*DATA SUPPLIED*
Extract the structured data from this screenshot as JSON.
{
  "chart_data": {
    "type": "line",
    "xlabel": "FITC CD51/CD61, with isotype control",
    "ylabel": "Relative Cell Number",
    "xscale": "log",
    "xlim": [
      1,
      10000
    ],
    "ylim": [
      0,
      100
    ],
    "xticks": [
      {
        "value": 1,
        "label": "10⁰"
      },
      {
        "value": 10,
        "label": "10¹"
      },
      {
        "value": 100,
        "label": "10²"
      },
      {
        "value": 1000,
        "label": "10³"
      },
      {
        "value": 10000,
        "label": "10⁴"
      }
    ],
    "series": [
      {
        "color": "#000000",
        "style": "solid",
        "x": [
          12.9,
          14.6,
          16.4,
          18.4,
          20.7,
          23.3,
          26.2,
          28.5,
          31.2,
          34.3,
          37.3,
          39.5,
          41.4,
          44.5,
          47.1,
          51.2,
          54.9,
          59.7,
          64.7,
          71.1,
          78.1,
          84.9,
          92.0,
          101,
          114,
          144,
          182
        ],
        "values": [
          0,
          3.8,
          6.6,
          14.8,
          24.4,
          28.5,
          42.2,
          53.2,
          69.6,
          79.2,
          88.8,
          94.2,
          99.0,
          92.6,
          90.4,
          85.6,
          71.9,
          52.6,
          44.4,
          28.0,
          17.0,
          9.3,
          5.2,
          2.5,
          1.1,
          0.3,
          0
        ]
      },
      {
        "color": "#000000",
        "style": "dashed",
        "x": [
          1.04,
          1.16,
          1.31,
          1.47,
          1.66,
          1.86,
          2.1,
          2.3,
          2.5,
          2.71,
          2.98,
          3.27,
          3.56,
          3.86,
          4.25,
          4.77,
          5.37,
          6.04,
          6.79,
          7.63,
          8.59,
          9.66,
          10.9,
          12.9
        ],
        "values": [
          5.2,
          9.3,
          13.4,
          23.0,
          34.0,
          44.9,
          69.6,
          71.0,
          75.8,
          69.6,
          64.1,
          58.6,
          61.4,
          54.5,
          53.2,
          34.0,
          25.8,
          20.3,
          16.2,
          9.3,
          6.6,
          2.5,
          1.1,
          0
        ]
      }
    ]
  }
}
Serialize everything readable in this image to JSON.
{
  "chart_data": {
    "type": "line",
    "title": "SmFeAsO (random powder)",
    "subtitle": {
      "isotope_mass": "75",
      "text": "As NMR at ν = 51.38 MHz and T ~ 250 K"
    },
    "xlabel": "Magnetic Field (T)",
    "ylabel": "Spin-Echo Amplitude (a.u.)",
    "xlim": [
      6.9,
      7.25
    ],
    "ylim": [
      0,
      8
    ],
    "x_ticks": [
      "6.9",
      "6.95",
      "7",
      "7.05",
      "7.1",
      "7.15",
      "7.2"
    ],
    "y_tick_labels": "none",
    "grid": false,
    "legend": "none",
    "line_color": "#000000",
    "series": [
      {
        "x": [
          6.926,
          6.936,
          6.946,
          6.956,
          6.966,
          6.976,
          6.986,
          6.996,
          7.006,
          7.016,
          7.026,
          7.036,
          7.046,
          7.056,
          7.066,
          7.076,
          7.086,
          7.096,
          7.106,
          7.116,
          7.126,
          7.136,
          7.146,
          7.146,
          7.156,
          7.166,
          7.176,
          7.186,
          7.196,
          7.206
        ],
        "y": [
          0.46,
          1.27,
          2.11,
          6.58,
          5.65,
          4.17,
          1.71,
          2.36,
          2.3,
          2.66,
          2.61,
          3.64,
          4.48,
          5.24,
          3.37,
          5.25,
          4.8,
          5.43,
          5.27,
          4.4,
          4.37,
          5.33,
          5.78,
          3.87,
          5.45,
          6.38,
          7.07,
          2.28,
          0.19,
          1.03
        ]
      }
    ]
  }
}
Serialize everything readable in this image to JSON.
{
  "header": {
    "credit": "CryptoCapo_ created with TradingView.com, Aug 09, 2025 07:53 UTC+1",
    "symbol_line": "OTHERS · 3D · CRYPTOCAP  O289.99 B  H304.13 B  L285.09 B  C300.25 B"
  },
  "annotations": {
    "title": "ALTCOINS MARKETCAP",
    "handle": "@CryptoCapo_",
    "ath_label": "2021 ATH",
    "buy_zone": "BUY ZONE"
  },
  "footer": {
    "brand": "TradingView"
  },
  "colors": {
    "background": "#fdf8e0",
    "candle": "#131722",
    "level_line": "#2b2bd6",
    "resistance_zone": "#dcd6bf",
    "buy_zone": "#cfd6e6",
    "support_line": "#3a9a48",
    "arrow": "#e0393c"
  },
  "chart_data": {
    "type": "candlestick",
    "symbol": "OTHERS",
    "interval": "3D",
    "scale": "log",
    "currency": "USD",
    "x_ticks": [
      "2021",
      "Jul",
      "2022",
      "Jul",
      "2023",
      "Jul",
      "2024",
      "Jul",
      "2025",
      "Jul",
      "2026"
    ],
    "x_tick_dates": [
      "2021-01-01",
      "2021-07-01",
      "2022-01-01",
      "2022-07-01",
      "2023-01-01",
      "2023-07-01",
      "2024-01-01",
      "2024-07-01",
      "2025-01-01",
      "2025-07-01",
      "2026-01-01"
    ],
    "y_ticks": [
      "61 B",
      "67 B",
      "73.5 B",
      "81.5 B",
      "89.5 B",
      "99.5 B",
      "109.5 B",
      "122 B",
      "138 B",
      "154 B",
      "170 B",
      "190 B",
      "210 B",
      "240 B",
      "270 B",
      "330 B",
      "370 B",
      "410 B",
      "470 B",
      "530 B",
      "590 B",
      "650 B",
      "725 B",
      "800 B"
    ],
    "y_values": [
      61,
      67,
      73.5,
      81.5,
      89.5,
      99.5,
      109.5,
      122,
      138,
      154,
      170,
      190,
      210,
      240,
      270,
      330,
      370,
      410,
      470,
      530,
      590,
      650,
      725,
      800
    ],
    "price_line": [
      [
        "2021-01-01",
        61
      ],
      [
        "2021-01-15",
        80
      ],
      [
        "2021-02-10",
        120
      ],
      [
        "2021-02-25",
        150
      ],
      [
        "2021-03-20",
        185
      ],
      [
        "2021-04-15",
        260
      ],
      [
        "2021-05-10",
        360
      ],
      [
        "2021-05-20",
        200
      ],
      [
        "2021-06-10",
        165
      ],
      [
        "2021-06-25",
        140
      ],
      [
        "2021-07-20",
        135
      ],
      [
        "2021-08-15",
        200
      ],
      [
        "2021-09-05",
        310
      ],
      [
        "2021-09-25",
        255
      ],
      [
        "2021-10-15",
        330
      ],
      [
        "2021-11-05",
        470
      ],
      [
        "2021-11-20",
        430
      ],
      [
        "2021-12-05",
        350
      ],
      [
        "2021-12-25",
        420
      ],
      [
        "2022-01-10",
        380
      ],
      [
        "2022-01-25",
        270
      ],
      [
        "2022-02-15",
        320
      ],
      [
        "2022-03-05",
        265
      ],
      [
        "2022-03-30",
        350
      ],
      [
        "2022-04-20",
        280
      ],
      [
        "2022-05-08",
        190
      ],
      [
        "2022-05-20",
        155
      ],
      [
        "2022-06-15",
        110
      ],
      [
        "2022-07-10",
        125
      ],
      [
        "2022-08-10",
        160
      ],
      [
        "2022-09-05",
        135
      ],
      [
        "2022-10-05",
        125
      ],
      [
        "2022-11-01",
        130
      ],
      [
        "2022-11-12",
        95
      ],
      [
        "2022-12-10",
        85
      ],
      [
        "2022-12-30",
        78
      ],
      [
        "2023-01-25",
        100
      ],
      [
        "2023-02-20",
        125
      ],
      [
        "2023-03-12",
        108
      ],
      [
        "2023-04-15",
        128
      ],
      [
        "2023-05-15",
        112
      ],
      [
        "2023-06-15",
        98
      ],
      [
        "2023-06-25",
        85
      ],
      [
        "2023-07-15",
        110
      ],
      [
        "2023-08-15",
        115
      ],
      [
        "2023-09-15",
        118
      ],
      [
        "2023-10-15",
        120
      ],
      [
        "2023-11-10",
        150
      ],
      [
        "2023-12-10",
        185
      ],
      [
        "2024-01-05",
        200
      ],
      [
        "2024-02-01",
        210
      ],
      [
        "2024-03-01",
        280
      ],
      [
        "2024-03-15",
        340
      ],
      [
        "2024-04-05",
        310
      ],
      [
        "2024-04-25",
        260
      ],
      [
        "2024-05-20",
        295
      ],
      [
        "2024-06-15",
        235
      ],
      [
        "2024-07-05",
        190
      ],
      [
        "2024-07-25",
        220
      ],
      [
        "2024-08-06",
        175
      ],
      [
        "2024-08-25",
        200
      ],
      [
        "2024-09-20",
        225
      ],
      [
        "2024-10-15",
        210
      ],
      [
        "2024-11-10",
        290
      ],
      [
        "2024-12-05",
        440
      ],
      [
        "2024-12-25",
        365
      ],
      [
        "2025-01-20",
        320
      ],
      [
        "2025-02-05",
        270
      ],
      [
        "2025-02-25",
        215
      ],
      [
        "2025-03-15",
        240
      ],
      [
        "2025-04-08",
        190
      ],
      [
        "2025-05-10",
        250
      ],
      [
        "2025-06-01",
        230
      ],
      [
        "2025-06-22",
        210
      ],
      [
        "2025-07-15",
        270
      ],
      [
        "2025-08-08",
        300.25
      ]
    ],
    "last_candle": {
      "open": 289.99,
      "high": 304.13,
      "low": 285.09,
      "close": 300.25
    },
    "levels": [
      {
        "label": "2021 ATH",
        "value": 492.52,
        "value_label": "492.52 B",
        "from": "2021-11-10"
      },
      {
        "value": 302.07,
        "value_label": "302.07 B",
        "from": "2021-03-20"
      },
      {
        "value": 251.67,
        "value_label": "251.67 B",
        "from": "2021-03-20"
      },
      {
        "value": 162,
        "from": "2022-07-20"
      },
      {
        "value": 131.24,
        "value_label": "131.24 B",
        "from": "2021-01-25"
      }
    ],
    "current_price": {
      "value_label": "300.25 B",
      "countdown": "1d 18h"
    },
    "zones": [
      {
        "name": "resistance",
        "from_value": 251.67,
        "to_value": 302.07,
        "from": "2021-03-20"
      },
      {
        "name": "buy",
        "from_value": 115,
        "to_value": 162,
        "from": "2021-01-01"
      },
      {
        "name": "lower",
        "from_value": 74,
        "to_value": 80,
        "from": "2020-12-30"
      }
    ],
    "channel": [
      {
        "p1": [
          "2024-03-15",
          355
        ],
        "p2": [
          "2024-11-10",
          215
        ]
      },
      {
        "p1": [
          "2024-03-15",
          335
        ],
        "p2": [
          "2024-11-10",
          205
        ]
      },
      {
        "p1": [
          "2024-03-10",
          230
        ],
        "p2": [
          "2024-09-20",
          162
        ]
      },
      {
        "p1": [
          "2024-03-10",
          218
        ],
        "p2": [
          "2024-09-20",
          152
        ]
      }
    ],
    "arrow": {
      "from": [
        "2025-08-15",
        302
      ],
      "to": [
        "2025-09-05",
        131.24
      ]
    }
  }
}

*PROBLEM DESCRIPTION*
Using the data above, say how many lines include "with". No other reply is needed.

*COMPLETED TASK*
2